[Actions to take]
1 – From the news article about the AMA and healthcare reform, list each way Rohack says the bill will help patients and their physicians.
2 – According to the news article about the AMA and healthcare reform, when and where was the National Doctors Tea Party launched?
3 – Resume the news article about the AMA and healthcare reform, picking up right after its final sentence.
BEGIN Passage
By Julian Pecquet - 09/07/10 04:40 PM EDT
A founder of the National Doctors Tea Party is accusing the American Medical Association of putting profits before its members' interests by supporting healthcare reform.
San Diego anesthesiologist Adam Dorin, founder of PhysiciansAgainstObamacare.org, writes in the fall issue of the Journal of American Physicians and Surgeons that the AMA is more interested in its prestige and financial contracts than physicians' interests.
The AMA flatly denied the allegation.
"The pending bill is imperfect, but we cannot let the perfect be the enemy of the good when it comes to something as important as the health of Americans," then-AMA President James Rohack said in March. "By extending health coverage to the vast majority of the uninsured, improving competition and choice in the insurance marketplace, promoting prevention and wellness, reducing administrative burdens, and promoting clinical comparative effectiveness research, this bill will help patients and their physicians."
Dorin, who has hosted fundraisers for Nevada Senate candidate Sharron Angle, among others, has been one of the leading physician-critics of the healthcare reform law. He and Wayne Iverson, director of the Association of American Physicians and Surgeons (AAPS), launched the National Doctors Tea Party on Aug. 7 in San Diego.
The AAPS has been a lead critic of the healthcare reform effort and protested the AMA's annual meeting in Houston last year. The conservative organization — it calls Medicare and Medicaid "evil" and recommends that its members not participate — publishes the Journal of American Physicians and Surgeons. The group been lambasted by the mainstream medical community for suggesting, for example, that candidate Barack Obama may have won the presidency by hypnotizing voters.
In his new article, Dorin writes that the AMA makes $70 million to $100 million a year from its exclusive contract with the federal government for the sale of coding books that physicians use to bill insurance. Several conservatives have suggested that proceeds from the coding manual — known as the current procedural terminology, or CPT — weighed heavily in the AMA's decision to support healthcare reform even though it didn't address physician priorities such as reforms of the Medicare payment system and medical malpractice.
END Passage
BEGIN Data for analysis
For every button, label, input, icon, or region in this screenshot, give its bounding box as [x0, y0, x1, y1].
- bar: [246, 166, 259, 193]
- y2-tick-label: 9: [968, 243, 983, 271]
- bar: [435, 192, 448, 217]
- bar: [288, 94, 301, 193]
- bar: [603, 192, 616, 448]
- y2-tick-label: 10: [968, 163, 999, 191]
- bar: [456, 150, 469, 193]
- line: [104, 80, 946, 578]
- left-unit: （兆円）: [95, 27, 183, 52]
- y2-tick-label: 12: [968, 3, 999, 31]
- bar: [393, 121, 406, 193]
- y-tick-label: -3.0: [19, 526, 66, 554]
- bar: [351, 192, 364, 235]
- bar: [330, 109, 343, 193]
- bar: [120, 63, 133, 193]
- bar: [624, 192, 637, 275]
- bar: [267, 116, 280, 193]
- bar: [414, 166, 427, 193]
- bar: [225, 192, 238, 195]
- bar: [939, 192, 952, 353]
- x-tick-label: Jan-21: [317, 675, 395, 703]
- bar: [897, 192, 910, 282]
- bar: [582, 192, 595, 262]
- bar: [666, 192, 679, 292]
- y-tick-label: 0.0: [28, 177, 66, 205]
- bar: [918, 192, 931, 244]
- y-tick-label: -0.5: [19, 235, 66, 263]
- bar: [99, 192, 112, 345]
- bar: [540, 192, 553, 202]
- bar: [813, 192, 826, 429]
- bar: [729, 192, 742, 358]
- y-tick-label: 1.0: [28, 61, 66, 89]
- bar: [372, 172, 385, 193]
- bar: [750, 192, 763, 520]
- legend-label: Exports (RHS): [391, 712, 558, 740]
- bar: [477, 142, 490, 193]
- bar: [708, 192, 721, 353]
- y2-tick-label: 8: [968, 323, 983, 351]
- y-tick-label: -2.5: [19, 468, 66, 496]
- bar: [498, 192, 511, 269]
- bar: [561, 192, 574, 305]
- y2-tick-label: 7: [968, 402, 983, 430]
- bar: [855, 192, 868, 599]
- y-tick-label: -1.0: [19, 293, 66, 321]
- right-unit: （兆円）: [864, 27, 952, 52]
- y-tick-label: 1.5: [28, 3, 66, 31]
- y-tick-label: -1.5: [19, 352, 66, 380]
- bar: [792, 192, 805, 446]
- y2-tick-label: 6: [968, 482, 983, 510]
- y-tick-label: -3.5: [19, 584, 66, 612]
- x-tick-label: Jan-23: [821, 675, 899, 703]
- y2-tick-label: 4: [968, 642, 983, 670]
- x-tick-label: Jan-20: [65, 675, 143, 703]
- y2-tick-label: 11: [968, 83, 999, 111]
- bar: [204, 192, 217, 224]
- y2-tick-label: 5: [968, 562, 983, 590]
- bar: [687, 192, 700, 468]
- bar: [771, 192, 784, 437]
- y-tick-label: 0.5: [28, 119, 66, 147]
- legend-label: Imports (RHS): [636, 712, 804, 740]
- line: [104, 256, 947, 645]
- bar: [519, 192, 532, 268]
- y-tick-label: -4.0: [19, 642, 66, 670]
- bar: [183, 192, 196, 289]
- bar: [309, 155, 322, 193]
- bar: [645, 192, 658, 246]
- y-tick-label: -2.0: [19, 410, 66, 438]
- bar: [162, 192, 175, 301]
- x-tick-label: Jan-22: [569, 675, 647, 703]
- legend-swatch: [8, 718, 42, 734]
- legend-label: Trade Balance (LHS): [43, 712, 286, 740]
END Data for analysis
[Answers given]
1 –
- Extending health coverage to the vast majority of the uninsured
- Improving competition and choice in the insurance marketplace
- Promoting prevention and wellness
- Reducing administrative burdens
- Promoting clinical comparative effectiveness research

2 – It was launched on Aug. 7 in San Diego.

3 –
"The AMA, it seems, needed only the money it receives from its exclusive coding book contract, and the perception in the mainstream media that it is the primary mouthpiece for doctors nationwide, to disregard the majority dissent within its ranks," Dorin writes.
The AMA has felt compelled to defend its coding books.
In an Aug. 27 communications piece sent to the group's members, AMA President Cecil Wilson writes that "what is not known, and what is surrounded in mystery and sometimes misperception and falsehood, is where CPT codes came from and how they are maintained."
Wilson goes on to explain that the "agreement is not exclusive (CMS could sanction other code sets) and not binding on private insurance companies. And the AMA derives no income from the federal government on the agreement."
A press release from the AAPS calls that argument "disingenuous."
"The agreement enables the AMA to collect from doctors, who are forced to purchase updated code books each year, and to collect royalties from the licensing of the billing codes. ... For the AMA, CPT is like a ball and chain. If it strays too far from government’s wishes by advocating strongly for doctors, the AMA jeopardizes its cash cow."